╭─ MATERIAL

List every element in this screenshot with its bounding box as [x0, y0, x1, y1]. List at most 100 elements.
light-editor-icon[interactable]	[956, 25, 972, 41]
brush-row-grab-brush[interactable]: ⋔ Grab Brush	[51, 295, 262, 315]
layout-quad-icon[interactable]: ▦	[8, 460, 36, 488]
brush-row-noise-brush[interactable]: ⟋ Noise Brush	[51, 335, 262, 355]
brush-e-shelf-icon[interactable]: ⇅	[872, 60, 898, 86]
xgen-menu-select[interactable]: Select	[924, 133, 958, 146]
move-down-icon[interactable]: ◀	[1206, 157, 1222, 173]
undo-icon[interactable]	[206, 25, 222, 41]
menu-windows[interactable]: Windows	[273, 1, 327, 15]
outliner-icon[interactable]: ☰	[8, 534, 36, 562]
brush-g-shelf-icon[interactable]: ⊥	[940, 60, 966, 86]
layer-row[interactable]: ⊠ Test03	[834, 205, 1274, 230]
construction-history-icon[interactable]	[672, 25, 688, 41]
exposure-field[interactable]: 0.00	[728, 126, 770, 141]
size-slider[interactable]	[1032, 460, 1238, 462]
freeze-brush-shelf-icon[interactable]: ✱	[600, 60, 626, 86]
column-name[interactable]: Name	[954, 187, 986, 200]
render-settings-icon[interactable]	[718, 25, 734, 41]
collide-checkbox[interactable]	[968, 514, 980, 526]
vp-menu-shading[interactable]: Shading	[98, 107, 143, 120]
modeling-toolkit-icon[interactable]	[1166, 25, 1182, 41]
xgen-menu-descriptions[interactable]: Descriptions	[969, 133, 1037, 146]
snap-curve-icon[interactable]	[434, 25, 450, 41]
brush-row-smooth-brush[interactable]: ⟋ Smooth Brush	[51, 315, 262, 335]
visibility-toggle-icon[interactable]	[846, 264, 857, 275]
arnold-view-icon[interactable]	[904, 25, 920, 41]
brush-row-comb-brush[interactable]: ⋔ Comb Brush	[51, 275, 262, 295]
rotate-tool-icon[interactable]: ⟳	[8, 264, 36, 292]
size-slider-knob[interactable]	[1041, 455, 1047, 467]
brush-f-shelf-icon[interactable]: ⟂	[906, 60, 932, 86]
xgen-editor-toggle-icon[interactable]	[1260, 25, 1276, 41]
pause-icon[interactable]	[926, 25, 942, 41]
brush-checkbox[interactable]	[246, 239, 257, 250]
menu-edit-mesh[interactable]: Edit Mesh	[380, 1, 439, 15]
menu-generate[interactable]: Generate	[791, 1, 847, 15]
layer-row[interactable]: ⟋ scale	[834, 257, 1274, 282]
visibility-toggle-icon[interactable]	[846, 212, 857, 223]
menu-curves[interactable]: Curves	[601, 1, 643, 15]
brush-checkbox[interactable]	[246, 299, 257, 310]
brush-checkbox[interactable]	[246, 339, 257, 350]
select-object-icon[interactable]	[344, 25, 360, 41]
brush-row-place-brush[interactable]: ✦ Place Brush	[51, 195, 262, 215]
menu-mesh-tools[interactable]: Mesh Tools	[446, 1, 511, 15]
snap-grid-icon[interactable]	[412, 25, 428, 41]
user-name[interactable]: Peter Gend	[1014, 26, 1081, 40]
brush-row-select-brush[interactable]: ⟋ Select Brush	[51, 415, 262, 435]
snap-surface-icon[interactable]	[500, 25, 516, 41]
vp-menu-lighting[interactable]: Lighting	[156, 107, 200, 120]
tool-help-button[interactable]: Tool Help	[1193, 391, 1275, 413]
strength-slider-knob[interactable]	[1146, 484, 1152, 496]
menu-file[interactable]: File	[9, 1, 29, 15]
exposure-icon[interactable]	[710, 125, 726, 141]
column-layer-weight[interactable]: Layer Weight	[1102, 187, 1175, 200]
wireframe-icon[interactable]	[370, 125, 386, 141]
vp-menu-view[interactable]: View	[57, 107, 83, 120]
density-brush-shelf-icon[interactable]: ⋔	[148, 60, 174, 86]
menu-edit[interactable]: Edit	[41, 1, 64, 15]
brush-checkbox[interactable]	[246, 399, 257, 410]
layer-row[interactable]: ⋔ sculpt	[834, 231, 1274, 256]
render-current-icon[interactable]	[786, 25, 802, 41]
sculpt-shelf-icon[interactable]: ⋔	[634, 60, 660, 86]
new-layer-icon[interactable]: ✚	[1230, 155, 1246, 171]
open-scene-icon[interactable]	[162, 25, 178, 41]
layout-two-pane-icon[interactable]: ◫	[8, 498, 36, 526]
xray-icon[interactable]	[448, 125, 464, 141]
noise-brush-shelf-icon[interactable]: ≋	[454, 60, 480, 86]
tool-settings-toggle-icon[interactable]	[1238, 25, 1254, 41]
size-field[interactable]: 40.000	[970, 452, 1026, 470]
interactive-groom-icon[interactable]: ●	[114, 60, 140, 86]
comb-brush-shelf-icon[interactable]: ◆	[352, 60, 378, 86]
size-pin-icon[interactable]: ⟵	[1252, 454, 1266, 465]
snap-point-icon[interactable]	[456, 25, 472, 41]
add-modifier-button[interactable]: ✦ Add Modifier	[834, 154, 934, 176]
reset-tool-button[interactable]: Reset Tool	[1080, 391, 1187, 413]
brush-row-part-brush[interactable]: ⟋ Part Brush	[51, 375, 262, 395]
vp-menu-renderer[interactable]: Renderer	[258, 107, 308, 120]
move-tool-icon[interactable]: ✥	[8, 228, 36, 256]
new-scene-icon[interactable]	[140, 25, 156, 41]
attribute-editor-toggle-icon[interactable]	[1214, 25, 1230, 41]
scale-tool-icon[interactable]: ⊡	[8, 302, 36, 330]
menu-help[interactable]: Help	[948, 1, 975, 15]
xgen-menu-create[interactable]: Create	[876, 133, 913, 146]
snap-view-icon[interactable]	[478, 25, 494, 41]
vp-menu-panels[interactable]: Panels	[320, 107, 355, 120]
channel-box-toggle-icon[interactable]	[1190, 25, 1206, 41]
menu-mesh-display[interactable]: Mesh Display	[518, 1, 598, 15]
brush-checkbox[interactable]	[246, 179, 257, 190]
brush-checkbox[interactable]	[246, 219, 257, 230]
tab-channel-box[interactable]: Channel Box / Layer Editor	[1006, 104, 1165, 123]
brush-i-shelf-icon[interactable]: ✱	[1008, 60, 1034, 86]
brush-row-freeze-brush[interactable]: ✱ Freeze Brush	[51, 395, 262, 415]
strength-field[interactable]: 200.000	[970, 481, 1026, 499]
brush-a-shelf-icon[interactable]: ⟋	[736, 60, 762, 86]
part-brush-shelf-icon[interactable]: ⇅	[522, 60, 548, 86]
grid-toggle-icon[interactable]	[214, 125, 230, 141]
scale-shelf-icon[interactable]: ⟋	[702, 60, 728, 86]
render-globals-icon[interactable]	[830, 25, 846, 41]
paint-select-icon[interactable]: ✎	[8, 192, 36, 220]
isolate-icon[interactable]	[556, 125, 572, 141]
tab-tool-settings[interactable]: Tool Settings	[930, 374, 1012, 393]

╰─

PROBLEM STATEMENT:
Put the lines of the material above into a JSON list of strings, one string per line, starting at the very first line and ending at the line that contains "brush-row-noise-brush[interactable]: ⟋ Noise", with both ends included and blank lines left out.

RESULT OF THIS TASK:
[
  "List every element in this screenshot with its bounding box as [x0, y0, x1, y1]. List at most 100 elements.",
  "light-editor-icon[interactable]\t[956, 25, 972, 41]",
  "brush-row-grab-brush[interactable]: ⋔ Grab Brush\t[51, 295, 262, 315]",
  "layout-quad-icon[interactable]: ▦\t[8, 460, 36, 488]",
  "brush-row-noise-brush[interactable]: ⟋ Noise Brush\t[51, 335, 262, 355]"
]